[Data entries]
▼

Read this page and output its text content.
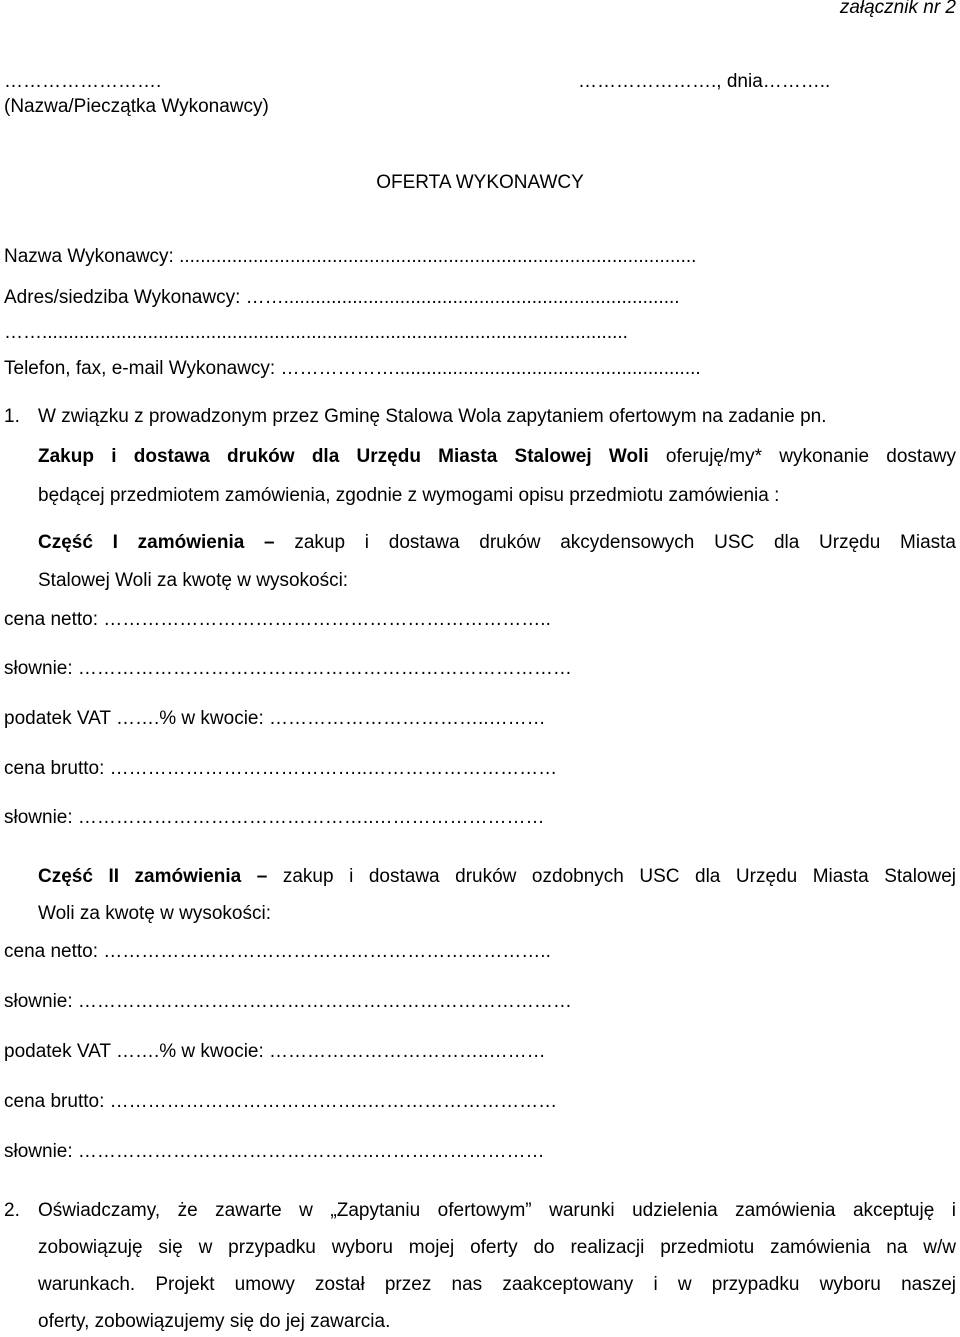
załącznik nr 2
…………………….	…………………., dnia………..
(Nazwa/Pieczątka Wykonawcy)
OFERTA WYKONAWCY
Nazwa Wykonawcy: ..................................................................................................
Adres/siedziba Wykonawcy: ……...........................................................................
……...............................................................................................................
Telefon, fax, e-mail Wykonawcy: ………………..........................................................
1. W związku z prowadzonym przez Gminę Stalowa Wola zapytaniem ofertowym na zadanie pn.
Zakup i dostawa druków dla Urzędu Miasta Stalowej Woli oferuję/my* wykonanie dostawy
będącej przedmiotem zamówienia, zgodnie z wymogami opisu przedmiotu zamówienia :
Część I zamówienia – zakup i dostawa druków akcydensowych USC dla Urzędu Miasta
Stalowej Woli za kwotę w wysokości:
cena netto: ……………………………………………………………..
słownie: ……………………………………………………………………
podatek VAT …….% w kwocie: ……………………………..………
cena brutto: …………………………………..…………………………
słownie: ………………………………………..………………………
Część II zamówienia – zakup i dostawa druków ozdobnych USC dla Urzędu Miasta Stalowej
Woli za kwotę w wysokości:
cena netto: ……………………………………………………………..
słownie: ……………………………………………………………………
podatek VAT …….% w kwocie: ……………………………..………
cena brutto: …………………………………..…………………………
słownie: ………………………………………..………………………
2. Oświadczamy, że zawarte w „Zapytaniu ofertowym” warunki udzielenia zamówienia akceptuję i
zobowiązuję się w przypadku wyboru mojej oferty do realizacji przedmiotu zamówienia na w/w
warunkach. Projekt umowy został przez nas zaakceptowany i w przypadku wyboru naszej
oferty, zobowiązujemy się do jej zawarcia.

▲

Exclude the images, then output the data above word for word.

» **RESULT BELOW**:
Read this page and output its text content.
załącznik nr 2
…………………….	…………………., dnia………..
(Nazwa/Pieczątka Wykonawcy)
OFERTA WYKONAWCY
Nazwa Wykonawcy: ..................................................................................................
Adres/siedziba Wykonawcy: ……...........................................................................
……...............................................................................................................
Telefon, fax, e-mail Wykonawcy: ………………..........................................................
1. W związku z prowadzonym przez Gminę Stalowa Wola zapytaniem ofertowym na zadanie pn.
Zakup i dostawa druków dla Urzędu Miasta Stalowej Woli oferuję/my* wykonanie dostawy
będącej przedmiotem zamówienia, zgodnie z wymogami opisu przedmiotu zamówienia :
Część I zamówienia – zakup i dostawa druków akcydensowych USC dla Urzędu Miasta
Stalowej Woli za kwotę w wysokości:
cena netto: ……………………………………………………………..
słownie: ……………………………………………………………………
podatek VAT …….% w kwocie: ……………………………..………
cena brutto: …………………………………..…………………………
słownie: ………………………………………..………………………
Część II zamówienia – zakup i dostawa druków ozdobnych USC dla Urzędu Miasta Stalowej
Woli za kwotę w wysokości:
cena netto: ……………………………………………………………..
słownie: ……………………………………………………………………
podatek VAT …….% w kwocie: ……………………………..………
cena brutto: …………………………………..…………………………
słownie: ………………………………………..………………………
2. Oświadczamy, że zawarte w „Zapytaniu ofertowym” warunki udzielenia zamówienia akceptuję i
zobowiązuję się w przypadku wyboru mojej oferty do realizacji przedmiotu zamówienia na w/w
warunkach. Projekt umowy został przez nas zaakceptowany i w przypadku wyboru naszej
oferty, zobowiązujemy się do jej zawarcia.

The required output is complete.